La recherche réalisée par l’IPAS entre 2011 et 2013 dans la région révèle qu’il existe « une application sélective des lois sur l’avortement et le traitement discriminatoire et humiliant que les femmes reçoivent lorsqu’elles ne choisissent pas la maternité. Les personnes qui enfreignent la loi peuvent être menacées ou punies d’une ou plusieurs amendes, d’une obligation d’effectuer un service civique ou de condamnation à la prison ferme, avec des peines qui vont de quelques jours à plusieurs années de prison. La majorité de femmes qui sont arrêtées sont déjà marginalisées parce qu’elles sont pauvres, afro-descendantes, indigènes ou jeunes, et manquent d’une défense légale compétente. »

Pourtant, pendant que la pénalisation de l’avortement pousse des millions de femmes à la clandestinité et, pour les plus pauvres et les plus jeunes, à un important taux de mortalité provoqué par ces conditions, les gouvernements de la région ont renforcé leurs liens avec le Vatican et autres secteurs religieux fondamentalistes, fervents opposants à la légalisation des IVG. 

En Argentine, le gouvernement de Cristina Fernandez - après une première période de confrontation avec la hiérarchie catholique locale - a effectué un virage vers la réalisation d’un pacte avec le Vatican, au moment de la nomination du Pape Bergoglio. Tandis que le Pape agit en tant que médiateur entre le gouvernement et l’opposition de droite, en tant que garant de la gouvernementalité de la fin du cycle kirchnériste, le gouvernement national lui permet en retour l’ingérence dans des affaires sociales comme la réforme du Code Civil. L’intervention de la présidente argentine dans sa majorité au Parlement fait qu’il n’y ait pas assez de voix pour le vote d’un projet de dépénalisation de l’avortement, ce qui démontre sa fermeté sur cette question, alors que plusieurs membres de son bloc parlementaire seraient prêts à signer ce projet, mais ne le font pas par « discipline de parti ». Discipline qui coûte la vie à presque 300 femmes par an.

Le gouvernement de Dilma Rousseff, au Brésil, a commencé avec un scandale sur ce même sujet : alors qu’elle était encore candidate, elle a refusé d’inclure le droit à l’avortement dans l’agenda de son futur gouvernement, ce qui a déconcerté les secteurs plus progressistes qui soutenaient le PT. Très vite, de l’alliance avec l’ex-pasteur évangélique Marcos Feliciano - qui avait proposé un projet de loi pour « soigner » l’homosexualité -, se sont révélées d’autres fortes alliances politiques du PT avec des secteurs religieux et conservateurs pour gouverner le pays.

Lignes fournies -
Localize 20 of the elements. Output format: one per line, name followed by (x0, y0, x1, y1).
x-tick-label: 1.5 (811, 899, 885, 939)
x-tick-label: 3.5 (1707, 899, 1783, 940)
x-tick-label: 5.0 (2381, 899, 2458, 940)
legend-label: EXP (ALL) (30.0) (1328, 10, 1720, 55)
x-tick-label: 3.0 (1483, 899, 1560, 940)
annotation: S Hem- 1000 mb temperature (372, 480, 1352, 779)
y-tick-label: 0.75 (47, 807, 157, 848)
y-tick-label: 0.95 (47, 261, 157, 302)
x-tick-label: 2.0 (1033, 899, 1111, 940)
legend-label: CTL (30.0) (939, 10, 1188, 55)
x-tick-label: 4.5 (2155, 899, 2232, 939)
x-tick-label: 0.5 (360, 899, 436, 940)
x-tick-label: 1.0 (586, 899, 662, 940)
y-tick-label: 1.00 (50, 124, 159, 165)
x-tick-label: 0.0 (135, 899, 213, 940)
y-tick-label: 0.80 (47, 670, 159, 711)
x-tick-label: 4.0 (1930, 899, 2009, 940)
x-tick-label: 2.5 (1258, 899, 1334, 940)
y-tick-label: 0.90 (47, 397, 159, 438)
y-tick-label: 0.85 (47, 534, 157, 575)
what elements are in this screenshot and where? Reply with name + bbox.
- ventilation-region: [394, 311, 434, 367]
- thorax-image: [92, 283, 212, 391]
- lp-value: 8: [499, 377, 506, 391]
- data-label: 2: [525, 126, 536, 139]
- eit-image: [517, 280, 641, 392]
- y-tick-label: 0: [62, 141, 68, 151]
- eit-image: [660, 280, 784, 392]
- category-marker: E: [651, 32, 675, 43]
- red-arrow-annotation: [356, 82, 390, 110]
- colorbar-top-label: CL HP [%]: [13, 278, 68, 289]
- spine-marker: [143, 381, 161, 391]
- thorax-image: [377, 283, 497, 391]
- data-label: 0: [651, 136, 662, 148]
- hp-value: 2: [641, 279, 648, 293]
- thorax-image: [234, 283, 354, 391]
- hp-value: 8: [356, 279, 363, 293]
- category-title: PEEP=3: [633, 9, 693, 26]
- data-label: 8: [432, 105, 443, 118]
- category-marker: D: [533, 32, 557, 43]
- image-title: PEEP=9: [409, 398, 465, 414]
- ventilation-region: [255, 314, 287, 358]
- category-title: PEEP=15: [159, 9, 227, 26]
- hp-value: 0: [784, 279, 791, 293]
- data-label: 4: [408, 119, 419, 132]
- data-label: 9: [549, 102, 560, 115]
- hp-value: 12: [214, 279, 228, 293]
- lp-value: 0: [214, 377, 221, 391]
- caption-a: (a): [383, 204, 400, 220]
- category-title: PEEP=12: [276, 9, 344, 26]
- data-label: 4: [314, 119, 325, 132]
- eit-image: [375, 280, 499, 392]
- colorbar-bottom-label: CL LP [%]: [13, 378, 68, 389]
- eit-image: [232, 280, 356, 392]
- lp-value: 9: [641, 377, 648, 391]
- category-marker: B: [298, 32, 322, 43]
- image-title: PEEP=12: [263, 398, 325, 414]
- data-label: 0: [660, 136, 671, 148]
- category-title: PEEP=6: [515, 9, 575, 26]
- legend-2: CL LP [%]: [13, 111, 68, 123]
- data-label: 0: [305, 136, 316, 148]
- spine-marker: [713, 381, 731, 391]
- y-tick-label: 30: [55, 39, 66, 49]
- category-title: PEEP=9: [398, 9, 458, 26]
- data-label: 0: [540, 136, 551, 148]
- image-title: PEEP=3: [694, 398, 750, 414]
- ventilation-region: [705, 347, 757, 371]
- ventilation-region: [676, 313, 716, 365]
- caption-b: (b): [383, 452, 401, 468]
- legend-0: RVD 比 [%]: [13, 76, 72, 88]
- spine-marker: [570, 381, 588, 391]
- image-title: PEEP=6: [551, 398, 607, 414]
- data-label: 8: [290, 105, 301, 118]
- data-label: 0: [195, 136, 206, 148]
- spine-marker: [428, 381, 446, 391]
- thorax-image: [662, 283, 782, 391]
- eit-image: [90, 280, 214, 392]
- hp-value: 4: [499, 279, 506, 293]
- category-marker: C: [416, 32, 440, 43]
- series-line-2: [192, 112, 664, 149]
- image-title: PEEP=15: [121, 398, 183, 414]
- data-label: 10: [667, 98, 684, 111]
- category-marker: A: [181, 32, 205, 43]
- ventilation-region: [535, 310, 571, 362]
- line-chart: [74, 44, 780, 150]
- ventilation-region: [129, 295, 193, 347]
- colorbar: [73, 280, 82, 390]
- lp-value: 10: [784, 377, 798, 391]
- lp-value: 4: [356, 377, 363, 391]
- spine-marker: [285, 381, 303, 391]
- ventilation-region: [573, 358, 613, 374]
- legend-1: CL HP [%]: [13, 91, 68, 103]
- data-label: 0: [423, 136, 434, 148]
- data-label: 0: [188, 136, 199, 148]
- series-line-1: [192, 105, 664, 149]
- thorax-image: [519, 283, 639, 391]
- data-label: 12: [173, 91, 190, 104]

Consigne -
Rédigez la suite du texte sur la pénalisation de l'avortement, en reprenant juste après sa dernière phrase. Les lignes proviennent d'une source différente de celle de l'extrait.

Résultat de la tâche -
Le Paraguay mérite un paragraphe à part puisqu’il est le théâtre d’une véritable croisade contre les femmes et les filles, croisade dirigée par un pacte entre l’Eglise et le gouvernement de Horacio Cartes qui ne fait même pas semblant d’être progressiste.

La lutte pour le droit à l’avortement en Amérique Latine doit être évidemment accompagnée du combat pour séparer l’Eglise et l’Etat qui, au XXIè siècle, continue d’exercer une puissante influence sur la législation, nos vies et notre sexualité.

#niunamenos dans toute l’Amérique Latine

Avec la lutte pour l’avortement, la mobilisation contre la violence sexiste et les féminicides traverse aussi tous les pays de la région, au-delà des frontières. La mobilisation de masse autour du mot d’ordre « Ni una menos », du 3 juin 2015, en Argentine, s’est produite spontanément au Mexique, au Chili et en Uruguay.

Des centaines de milliers de femmes en Argentine ont montré leur colère contre la violence brutale qui tue une femme toutes les 30 heures dans le pays. Pourtant, la mobilisation est allée au-delà de pointer du doigt ce fait macabre : plusieurs secteurs mobilisés ont dénoncé que les médias reproduisent des modèles sexistes aussi violents ; que l’avortement clandestin est aussi une violence faite aux femmes ; que la précarité au travail discrimine aussi et que les responsables des crimes contre les femmes sont aussi les Etats, les gouvernements, la justice, pendant que l’Eglise collabore dans la reproduction des stéréotypes qui dénigrent les femmes. « Nous savons que 15 femmes meurent par jour au Brésil par le simple fait qu’elles sont des femmes », a dit Dilma Russeff au début de cette année, quand le Brésil a intégré le féminicide dans le Code Penal. Tandis que l’Argentine compte 277 féminicides en 2014, le Brésil en compte 4719 en 2012.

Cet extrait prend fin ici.